**Given request**:
Copy each line that holds "popup".
==================================================
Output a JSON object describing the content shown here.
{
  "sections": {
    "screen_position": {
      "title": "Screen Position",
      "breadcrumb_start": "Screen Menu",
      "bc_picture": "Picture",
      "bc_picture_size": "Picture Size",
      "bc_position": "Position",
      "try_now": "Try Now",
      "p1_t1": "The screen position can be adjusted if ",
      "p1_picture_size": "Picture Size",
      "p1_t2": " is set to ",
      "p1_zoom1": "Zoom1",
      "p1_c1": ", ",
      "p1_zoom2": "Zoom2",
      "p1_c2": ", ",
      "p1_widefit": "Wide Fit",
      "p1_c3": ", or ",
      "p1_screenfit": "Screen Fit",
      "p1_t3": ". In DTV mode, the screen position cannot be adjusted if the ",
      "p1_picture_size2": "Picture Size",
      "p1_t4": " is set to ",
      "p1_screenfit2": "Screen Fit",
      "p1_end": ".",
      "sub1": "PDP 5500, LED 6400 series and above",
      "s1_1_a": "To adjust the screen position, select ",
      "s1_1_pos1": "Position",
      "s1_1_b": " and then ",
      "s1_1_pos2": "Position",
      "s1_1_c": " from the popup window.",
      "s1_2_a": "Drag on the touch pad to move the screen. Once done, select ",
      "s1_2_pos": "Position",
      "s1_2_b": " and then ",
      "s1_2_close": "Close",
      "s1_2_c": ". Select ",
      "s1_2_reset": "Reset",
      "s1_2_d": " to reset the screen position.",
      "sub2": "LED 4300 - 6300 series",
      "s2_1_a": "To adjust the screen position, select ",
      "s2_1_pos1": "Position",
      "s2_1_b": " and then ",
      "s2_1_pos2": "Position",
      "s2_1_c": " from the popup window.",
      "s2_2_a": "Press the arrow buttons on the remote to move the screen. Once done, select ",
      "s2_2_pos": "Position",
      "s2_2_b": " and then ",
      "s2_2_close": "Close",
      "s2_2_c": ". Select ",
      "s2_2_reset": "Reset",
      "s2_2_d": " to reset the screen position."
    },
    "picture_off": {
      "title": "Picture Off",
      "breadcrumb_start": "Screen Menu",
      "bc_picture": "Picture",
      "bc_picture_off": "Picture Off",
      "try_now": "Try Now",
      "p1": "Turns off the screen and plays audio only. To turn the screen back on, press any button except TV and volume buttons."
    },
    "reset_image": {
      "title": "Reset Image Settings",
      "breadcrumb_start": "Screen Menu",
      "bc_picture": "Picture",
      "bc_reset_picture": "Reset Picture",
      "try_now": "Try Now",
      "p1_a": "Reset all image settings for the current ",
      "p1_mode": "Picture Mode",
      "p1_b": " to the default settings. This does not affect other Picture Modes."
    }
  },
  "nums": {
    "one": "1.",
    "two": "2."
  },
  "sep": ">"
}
==================================================
**Reply to the exercise**:
      "s1_1_c": " from the popup window.",
      "s2_1_c": " from the popup window.",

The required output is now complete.